■ GIVEN TASK ■
Output all the data exactly. Pictures do not belong in the copy.

--- RECORDS FOR THIS TASK ---

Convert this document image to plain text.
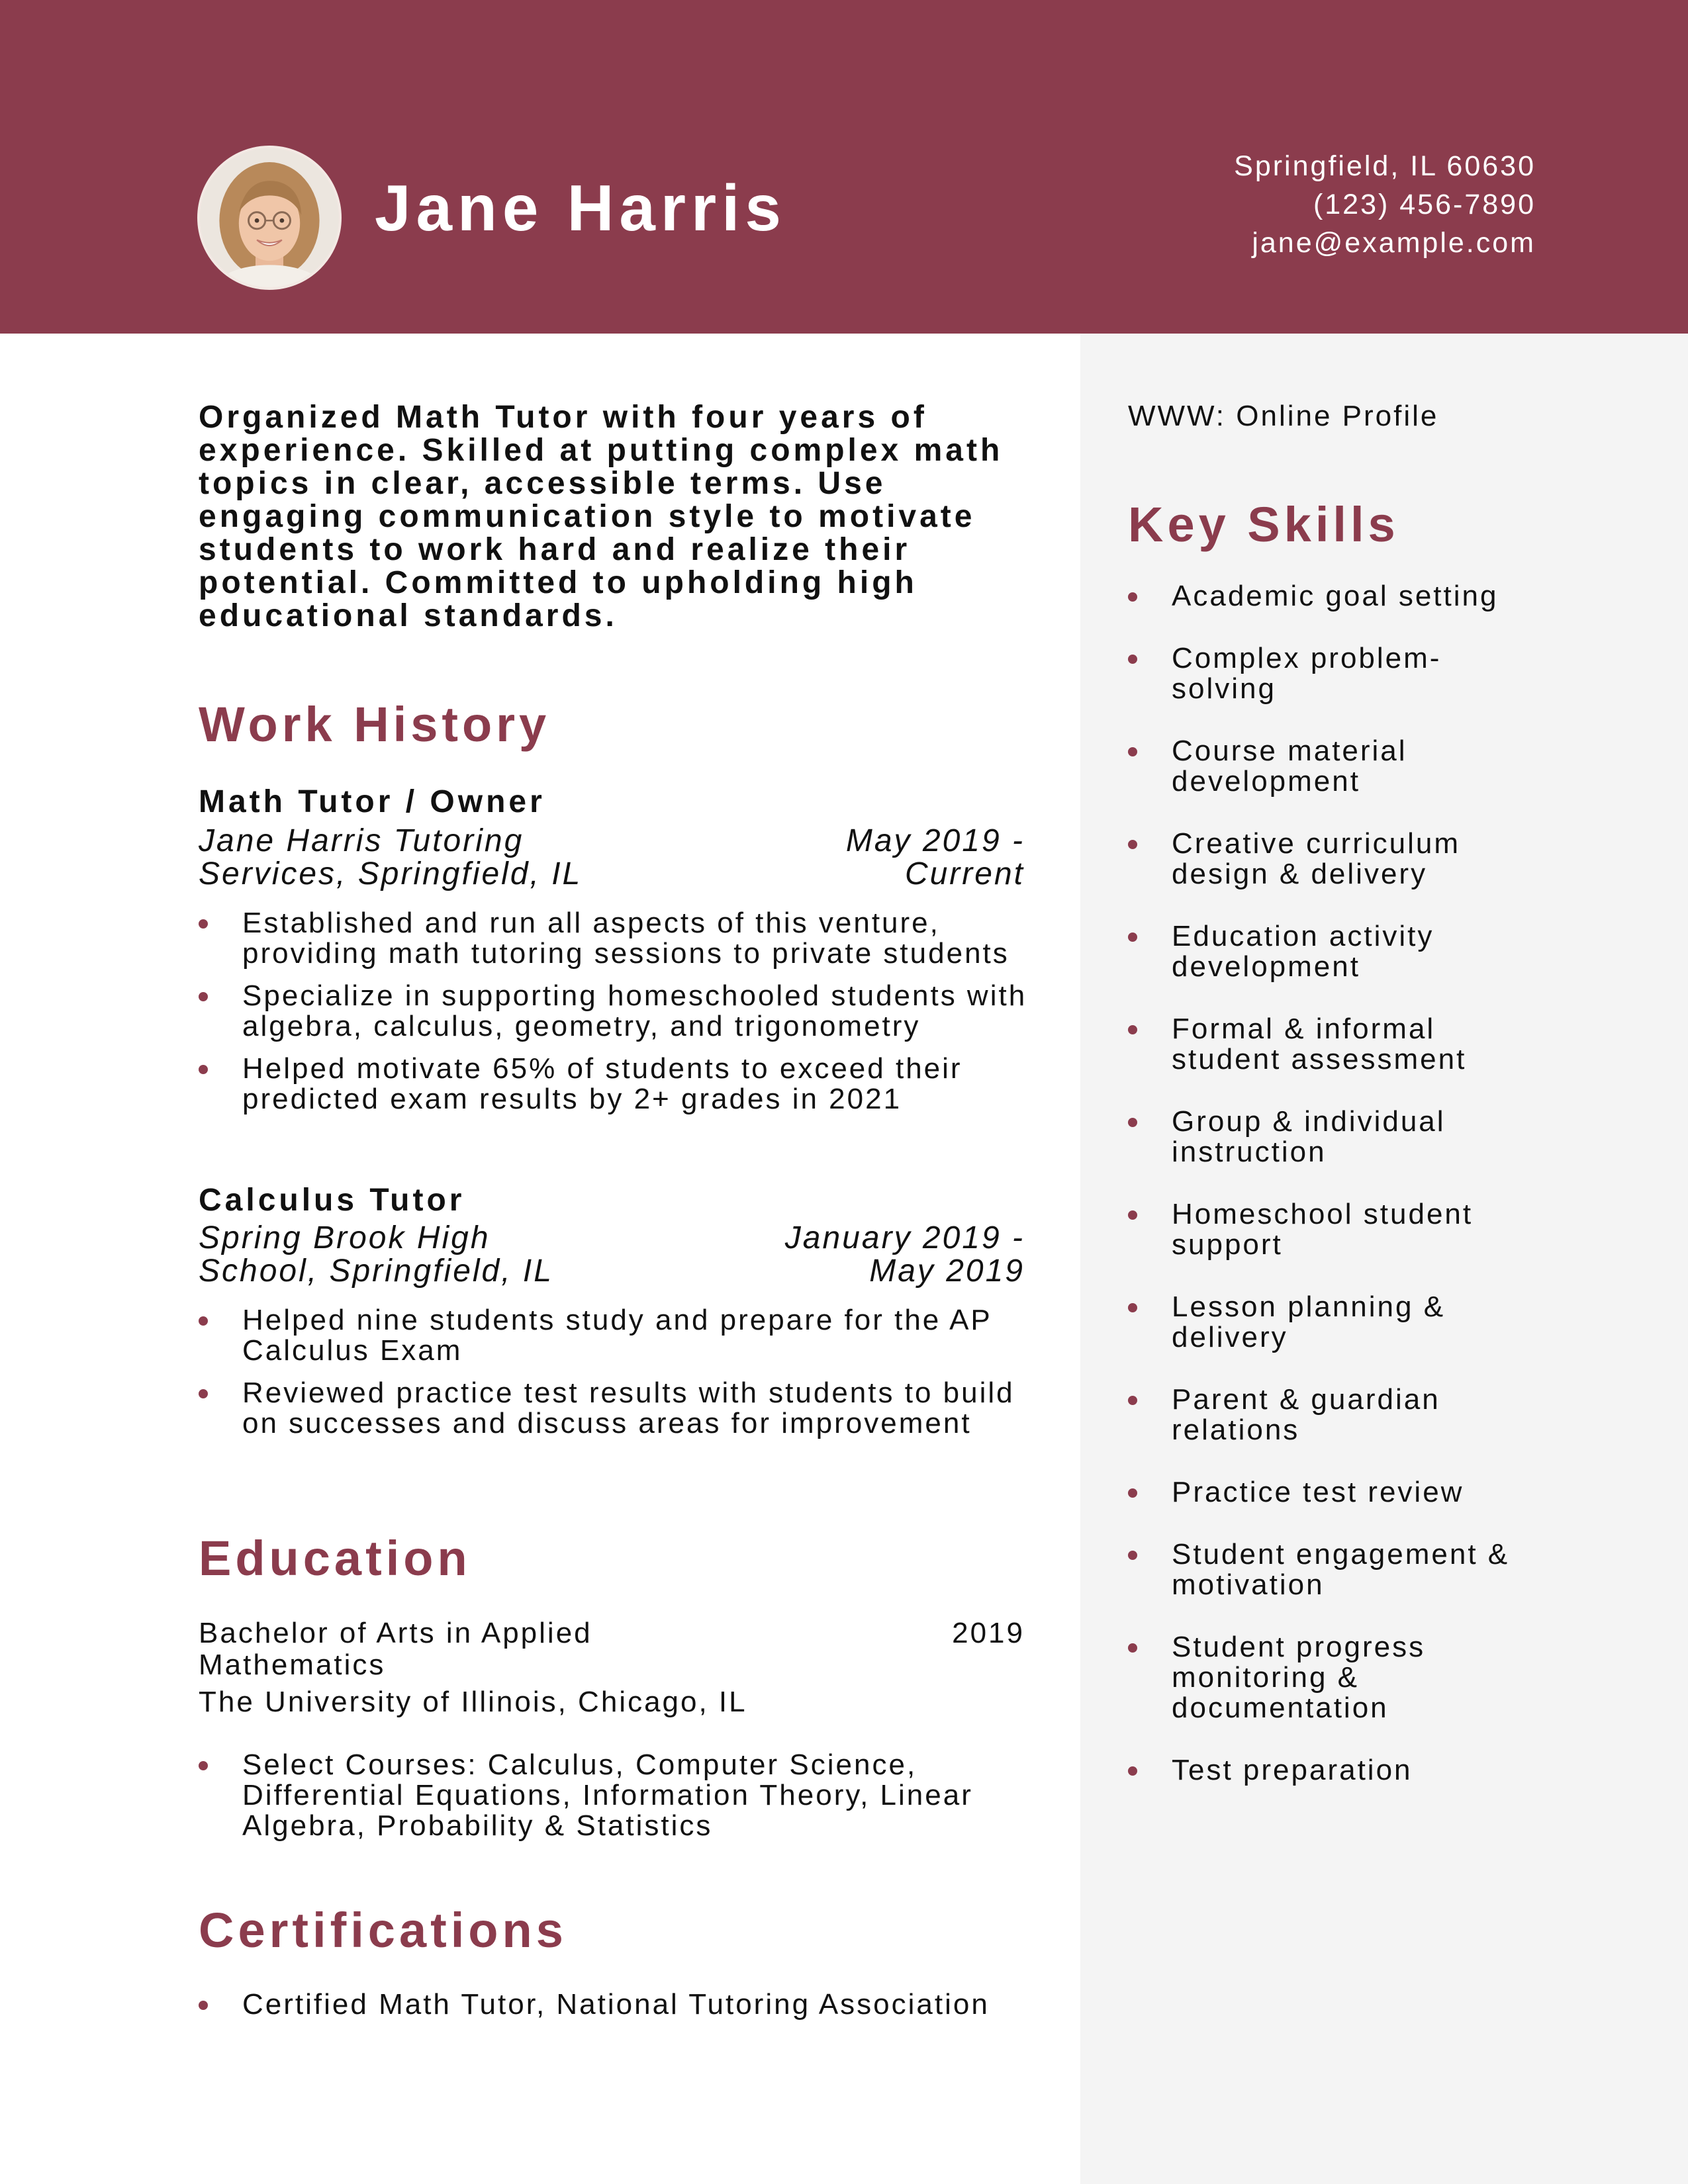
Jane Harris
Springfield, IL 60630
(123) 456-7890
jane@example.com

WWW: Online Profile

Key Skills
Academic goal setting
Complex problem-solving
Course material development
Creative curriculum design & delivery
Education activity development
Formal & informal student assessment
Group & individual instruction
Homeschool student support
Lesson planning & delivery
Parent & guardian relations
Practice test review
Student engagement & motivation
Student progress monitoring & documentation
Test preparation

Organized Math Tutor with four years of experience. Skilled at putting complex math topics in clear, accessible terms. Use engaging communication style to motivate students to work hard and realize their potential. Committed to upholding high educational standards.

Work History

Math Tutor / Owner

Jane Harris Tutoring Services, Springfield, IL

May 2019 - Current

Established and run all aspects of this venture, providing math tutoring sessions to private students
Specialize in supporting homeschooled students with algebra, calculus, geometry, and trigonometry
Helped motivate 65% of students to exceed their predicted exam results by 2+ grades in 2021

Calculus Tutor

Spring Brook High School, Springfield, IL

January 2019 - May 2019

Helped nine students study and prepare for the AP Calculus Exam
Reviewed practice test results with students to build on successes and discuss areas for improvement
Education

Bachelor of Arts in Applied Mathematics

2019

The University of Illinois, Chicago, IL

Select Courses: Calculus, Computer Science, Differential Equations, Information Theory, Linear Algebra, Probability & Statistics
Certifications
Certified Math Tutor, National Tutoring Association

---

■ COMPLETED TASK ■
Convert this document image to plain text.
Jane Harris
Springfield, IL 60630
(123) 456-7890
jane@example.com

WWW: Online Profile

Key Skills
Academic goal setting
Complex problem-solving
Course material development
Creative curriculum design & delivery
Education activity development
Formal & informal student assessment
Group & individual instruction
Homeschool student support
Lesson planning & delivery
Parent & guardian relations
Practice test review
Student engagement & motivation
Student progress monitoring & documentation
Test preparation

Organized Math Tutor with four years of experience. Skilled at putting complex math topics in clear, accessible terms. Use engaging communication style to motivate students to work hard and realize their potential. Committed to upholding high educational standards.

Work History

Math Tutor / Owner

Jane Harris Tutoring Services, Springfield, IL

May 2019 - Current

Established and run all aspects of this venture, providing math tutoring sessions to private students
Specialize in supporting homeschooled students with algebra, calculus, geometry, and trigonometry
Helped motivate 65% of students to exceed their predicted exam results by 2+ grades in 2021

Calculus Tutor

Spring Brook High School, Springfield, IL

January 2019 - May 2019

Helped nine students study and prepare for the AP Calculus Exam
Reviewed practice test results with students to build on successes and discuss areas for improvement
Education

Bachelor of Arts in Applied Mathematics

2019

The University of Illinois, Chicago, IL

Select Courses: Calculus, Computer Science, Differential Equations, Information Theory, Linear Algebra, Probability & Statistics
Certifications
Certified Math Tutor, National Tutoring Association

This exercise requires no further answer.